Können Gruppenfotos ohne die Einwilligung der abgebildeten und erkennbaren Personen auf Social-Media-Seiten veröffentlicht werden? Mit dieser Frage musste sich das OVG Lüneburg kürzlich genauer befassen und gelangt letztendlich zu dem Schluss, dass bei der Veröffentlichung von Gruppenfotos regelmäßig die Einwilligungen der abgebildeten Personen oder die Unkenntlichmachung (z.B. durch Verpixelung) der Gesichter erforderlich ist. Das OVG Lüneburg bestätigt mit Beschluss vom 19.01.2021 (Az.: 11 LA 16/20) die Entscheidung des VG Hannover vom 27.11.2019 und damit die Rechtmäßigkeit einer datenschutzrechtlichen Verwarnung, die die zuständige Aufsichtsbehörde im Januar 2019 gegenüber einer politischen Partei ausgesprochen hatte, nachdem diese ein Gruppenfoto (mit 30-40 Personen) ohne die Einwilligung aller abgebildeten Personen auf Facebook veröffentlichte.

Warum ist dieser Fall so spannend?

Die Veröffentlichung von Fotoaufnahmen auf Social-Media-Kanälen ist seit Inkrafttreten der DSGVO zunehmend ein strittiges Thema. Im Fokus steht hierbei stets die rechtliche Grundlage für die Veröffentlichung (gilt als Verarbeitung i.S.d. Art. 4 Nr. 7 DSGVO) und die Frage, inwiefern das sog. Kunsturhebergesetz (KUG) weiterhin herangezogen werden kann. Für die Veröffentlichung von Einzelporträts wird der Verantwortliche dabei regelmäßig eine Einwilligung der betroffenen Person benötigen. Wie sich das ganze bei Gruppenfotos verhält, ist allerdings abhängig vom Einzelfall und nicht hinreichend geklärt (wir berichteten). Zwar äußern sich Aufsichtsbehörden in ihren Orientierungshilfen zu dieser Thematik bereits mehr oder weniger eindeutig (z.B. hier), gerichtliche Entscheidungen sind seit Inkrafttreten der DSGVO hierzu jedoch rar.

Gegebene Informationen —
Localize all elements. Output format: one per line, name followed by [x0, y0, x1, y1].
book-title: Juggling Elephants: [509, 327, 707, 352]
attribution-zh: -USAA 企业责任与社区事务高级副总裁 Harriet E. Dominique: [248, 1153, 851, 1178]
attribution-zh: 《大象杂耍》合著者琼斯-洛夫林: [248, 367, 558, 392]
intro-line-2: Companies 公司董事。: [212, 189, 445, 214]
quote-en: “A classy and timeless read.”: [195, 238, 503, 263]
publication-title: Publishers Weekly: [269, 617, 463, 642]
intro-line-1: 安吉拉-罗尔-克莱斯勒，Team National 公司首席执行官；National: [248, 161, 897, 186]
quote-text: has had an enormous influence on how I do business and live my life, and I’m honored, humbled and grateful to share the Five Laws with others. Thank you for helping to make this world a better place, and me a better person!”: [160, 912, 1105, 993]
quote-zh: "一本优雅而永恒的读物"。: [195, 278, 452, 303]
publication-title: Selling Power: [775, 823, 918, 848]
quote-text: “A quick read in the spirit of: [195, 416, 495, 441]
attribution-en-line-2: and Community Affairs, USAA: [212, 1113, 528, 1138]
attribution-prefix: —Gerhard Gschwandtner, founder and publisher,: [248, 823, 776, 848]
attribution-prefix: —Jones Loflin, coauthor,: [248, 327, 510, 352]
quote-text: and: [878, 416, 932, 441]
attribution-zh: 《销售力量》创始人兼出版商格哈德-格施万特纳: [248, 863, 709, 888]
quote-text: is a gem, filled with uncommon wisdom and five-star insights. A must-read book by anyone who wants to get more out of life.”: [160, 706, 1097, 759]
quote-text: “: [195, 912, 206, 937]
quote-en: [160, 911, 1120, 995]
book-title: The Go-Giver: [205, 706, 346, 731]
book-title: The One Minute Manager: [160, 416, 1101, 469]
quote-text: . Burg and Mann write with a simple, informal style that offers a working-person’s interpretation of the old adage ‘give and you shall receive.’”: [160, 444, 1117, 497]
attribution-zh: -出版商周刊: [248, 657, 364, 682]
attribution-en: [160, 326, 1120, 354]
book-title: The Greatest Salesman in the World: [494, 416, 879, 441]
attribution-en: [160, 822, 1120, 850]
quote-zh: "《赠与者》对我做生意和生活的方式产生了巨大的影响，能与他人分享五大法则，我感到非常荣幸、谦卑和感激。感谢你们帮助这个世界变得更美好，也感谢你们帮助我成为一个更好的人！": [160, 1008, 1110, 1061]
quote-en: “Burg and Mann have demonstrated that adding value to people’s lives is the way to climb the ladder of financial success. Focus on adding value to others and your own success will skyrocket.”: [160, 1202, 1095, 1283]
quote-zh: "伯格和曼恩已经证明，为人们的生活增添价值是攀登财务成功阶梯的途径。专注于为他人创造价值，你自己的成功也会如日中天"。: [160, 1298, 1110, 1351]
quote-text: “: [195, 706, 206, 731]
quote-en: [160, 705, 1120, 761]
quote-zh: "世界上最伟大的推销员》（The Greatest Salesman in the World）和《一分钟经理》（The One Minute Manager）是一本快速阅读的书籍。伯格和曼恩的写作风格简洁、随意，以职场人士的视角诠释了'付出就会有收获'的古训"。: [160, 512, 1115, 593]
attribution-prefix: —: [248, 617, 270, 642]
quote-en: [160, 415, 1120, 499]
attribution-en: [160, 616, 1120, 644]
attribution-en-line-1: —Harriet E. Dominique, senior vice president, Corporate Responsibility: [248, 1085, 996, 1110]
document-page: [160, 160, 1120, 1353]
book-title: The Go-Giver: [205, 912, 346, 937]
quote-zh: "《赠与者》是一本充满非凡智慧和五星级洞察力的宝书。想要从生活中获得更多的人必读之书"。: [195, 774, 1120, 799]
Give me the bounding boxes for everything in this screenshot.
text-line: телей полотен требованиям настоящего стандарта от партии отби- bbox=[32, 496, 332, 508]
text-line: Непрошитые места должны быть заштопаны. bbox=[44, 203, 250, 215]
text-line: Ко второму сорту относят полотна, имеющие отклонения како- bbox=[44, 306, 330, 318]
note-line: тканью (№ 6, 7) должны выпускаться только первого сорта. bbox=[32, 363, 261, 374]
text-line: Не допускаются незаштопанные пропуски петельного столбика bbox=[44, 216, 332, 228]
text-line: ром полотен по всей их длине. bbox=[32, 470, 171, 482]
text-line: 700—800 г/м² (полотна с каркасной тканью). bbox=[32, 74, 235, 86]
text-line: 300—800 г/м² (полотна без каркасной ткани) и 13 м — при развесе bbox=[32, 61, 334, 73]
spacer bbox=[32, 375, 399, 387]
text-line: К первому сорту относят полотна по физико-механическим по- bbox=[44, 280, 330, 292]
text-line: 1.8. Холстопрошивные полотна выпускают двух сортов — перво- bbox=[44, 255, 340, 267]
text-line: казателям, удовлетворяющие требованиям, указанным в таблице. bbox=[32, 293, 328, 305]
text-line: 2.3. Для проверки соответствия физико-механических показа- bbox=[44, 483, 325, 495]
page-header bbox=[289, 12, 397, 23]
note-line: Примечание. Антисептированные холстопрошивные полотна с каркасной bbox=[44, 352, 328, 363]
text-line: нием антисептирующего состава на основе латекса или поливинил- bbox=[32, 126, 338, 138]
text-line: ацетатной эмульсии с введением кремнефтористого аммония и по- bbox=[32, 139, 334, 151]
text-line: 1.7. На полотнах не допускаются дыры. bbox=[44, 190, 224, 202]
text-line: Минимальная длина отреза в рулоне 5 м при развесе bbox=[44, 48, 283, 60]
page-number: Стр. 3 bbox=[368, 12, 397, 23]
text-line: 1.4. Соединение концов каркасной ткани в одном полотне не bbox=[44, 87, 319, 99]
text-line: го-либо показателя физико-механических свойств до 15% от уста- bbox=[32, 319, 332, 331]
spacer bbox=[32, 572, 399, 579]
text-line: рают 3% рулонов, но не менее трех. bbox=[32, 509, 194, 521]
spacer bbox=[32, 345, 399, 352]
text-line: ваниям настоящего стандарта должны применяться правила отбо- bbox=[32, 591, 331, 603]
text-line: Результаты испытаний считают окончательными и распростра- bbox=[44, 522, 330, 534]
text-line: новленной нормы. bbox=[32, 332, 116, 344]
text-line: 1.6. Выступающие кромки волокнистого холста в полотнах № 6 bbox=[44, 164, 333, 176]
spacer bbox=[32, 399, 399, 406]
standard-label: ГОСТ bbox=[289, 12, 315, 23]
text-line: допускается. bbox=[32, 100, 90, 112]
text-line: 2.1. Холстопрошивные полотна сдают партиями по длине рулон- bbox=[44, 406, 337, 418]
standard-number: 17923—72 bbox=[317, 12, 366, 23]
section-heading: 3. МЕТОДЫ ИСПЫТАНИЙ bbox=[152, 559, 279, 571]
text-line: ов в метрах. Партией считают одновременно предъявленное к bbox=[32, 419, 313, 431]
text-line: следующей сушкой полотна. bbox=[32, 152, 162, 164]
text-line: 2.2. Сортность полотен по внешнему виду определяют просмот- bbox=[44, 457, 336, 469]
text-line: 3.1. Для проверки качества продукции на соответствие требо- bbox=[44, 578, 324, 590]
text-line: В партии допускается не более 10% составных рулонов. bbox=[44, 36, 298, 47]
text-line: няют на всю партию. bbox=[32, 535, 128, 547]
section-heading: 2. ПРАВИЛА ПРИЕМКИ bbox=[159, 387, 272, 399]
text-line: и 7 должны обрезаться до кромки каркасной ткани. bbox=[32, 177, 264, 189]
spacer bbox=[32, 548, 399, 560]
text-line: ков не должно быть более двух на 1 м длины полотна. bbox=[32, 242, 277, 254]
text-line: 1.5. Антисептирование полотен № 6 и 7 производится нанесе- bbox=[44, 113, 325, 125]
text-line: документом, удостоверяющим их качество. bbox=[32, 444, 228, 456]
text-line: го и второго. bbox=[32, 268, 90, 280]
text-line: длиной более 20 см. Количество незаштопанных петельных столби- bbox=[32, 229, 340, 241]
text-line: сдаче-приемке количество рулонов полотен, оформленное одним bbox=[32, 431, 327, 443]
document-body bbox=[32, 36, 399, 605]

Aufgabenstellung —
Entnimm bitte dem Textauszug zur Veröffentlichung von Gruppenfotos wortgetreu die Passage, die mit „Können Gruppenfotos ohne“ beginnt und mit „Fall so spannend?“ endet.

Musterlösung —
Können Gruppenfotos ohne die Einwilligung der abgebildeten und erkennbaren Personen auf Social-Media-Seiten veröffentlicht werden? Mit dieser Frage musste sich das OVG Lüneburg kürzlich genauer befassen und gelangt letztendlich zu dem Schluss, dass bei der Veröffentlichung von Gruppenfotos regelmäßig die Einwilligungen der abgebildeten Personen oder die Unkenntlichmachung (z.B. durch Verpixelung) der Gesichter erforderlich ist. Das OVG Lüneburg bestätigt mit Beschluss vom 19.01.2021 (Az.: 11 LA 16/20) die Entscheidung des VG Hannover vom 27.11.2019 und damit die Rechtmäßigkeit einer datenschutzrechtlichen Verwarnung, die die zuständige Aufsichtsbehörde im Januar 2019 gegenüber einer politischen Partei ausgesprochen hatte, nachdem diese ein Gruppenfoto (mit 30-40 Personen) ohne die Einwilligung aller abgebildeten Personen auf Facebook veröffentlichte.

Warum ist dieser Fall so spannend?